Task statement: Some lines in the records below may hold the word "America"; give the number of those lines and nothing else.

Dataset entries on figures
◇ ◇ ◇ ◇ ◇

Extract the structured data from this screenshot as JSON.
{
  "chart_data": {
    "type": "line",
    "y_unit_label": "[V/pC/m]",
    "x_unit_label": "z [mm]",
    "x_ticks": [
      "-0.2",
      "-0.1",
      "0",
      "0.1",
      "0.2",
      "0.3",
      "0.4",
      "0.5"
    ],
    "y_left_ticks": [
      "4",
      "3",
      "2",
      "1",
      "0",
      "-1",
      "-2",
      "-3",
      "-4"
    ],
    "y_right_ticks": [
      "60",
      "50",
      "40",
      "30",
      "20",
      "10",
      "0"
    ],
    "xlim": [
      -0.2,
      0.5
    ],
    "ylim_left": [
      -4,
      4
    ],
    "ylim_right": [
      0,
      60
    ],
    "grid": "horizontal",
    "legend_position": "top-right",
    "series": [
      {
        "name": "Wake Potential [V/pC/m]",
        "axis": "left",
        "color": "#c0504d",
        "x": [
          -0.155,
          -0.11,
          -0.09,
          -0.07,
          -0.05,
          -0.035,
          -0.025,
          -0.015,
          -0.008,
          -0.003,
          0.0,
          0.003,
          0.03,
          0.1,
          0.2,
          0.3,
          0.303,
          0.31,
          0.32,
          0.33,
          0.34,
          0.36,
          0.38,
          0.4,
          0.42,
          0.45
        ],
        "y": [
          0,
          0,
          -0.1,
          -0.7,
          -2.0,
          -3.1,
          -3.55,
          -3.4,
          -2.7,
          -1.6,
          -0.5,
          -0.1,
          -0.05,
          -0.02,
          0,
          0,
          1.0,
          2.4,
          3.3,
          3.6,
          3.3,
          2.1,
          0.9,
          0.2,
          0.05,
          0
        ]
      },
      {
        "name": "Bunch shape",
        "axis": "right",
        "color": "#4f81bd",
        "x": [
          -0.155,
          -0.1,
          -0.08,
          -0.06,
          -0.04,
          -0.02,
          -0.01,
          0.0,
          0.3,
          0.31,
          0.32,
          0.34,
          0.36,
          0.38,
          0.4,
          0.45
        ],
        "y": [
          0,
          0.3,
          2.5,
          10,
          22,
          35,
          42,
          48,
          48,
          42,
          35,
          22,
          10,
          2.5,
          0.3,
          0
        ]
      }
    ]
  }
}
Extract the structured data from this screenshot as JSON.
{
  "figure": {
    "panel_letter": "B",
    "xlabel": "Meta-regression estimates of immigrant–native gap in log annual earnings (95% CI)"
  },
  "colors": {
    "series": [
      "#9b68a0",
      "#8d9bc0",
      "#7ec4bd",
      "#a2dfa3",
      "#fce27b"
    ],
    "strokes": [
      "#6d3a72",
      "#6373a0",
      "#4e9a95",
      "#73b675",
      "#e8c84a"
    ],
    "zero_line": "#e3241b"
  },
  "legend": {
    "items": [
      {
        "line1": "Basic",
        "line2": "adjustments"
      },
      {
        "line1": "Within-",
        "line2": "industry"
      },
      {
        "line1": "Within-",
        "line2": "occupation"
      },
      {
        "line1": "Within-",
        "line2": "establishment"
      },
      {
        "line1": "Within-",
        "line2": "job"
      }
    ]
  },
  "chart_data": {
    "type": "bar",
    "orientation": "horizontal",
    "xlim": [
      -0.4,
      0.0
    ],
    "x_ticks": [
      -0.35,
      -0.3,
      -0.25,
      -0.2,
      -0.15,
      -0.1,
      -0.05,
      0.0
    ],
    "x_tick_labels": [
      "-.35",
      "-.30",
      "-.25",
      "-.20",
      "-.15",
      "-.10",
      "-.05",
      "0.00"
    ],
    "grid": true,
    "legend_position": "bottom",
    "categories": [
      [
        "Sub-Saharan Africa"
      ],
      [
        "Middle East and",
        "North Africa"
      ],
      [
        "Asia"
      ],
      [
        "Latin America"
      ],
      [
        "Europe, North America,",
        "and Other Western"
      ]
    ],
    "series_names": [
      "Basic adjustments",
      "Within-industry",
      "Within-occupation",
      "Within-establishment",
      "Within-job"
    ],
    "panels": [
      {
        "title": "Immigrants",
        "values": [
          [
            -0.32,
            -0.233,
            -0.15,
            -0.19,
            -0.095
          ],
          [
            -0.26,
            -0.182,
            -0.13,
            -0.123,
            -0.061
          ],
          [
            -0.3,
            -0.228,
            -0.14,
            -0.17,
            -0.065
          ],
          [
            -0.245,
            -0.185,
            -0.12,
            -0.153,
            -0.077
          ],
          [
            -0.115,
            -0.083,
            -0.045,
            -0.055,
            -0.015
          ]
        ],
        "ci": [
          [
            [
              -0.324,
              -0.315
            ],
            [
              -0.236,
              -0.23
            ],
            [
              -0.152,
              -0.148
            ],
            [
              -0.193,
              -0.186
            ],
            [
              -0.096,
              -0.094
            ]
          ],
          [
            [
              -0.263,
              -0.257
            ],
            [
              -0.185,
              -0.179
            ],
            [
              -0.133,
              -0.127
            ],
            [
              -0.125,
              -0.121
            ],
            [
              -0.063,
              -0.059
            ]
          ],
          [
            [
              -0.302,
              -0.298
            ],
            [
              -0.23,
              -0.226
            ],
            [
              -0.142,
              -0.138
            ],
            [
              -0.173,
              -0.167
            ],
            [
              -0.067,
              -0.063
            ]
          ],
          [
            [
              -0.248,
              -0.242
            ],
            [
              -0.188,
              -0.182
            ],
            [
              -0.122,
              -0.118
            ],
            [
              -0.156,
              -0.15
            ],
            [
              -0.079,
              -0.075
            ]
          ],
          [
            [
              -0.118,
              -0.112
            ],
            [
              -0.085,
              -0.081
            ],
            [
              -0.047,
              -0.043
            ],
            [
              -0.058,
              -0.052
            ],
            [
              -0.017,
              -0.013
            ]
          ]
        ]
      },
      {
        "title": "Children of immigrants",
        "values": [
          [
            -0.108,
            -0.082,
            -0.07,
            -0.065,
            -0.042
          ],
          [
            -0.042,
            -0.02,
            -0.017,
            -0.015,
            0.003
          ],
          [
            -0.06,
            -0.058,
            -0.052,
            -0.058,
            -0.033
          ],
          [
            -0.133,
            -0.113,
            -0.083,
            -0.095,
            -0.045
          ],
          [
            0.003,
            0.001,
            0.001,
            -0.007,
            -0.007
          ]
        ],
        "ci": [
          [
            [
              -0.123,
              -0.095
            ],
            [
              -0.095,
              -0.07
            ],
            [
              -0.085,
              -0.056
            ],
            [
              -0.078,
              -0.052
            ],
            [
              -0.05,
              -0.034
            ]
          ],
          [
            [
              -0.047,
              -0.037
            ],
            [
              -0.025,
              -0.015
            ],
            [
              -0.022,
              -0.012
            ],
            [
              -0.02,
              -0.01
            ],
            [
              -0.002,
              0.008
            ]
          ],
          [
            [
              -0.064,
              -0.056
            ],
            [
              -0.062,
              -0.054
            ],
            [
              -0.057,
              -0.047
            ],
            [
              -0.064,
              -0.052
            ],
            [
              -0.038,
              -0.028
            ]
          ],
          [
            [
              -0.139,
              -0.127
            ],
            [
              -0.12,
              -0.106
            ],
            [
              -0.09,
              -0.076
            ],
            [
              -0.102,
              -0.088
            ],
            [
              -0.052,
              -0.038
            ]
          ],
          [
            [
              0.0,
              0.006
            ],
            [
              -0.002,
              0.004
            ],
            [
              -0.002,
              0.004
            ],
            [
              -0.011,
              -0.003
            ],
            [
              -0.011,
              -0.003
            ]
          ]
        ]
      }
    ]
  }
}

◇ ◇ ◇ ◇ ◇

Output for this task: 2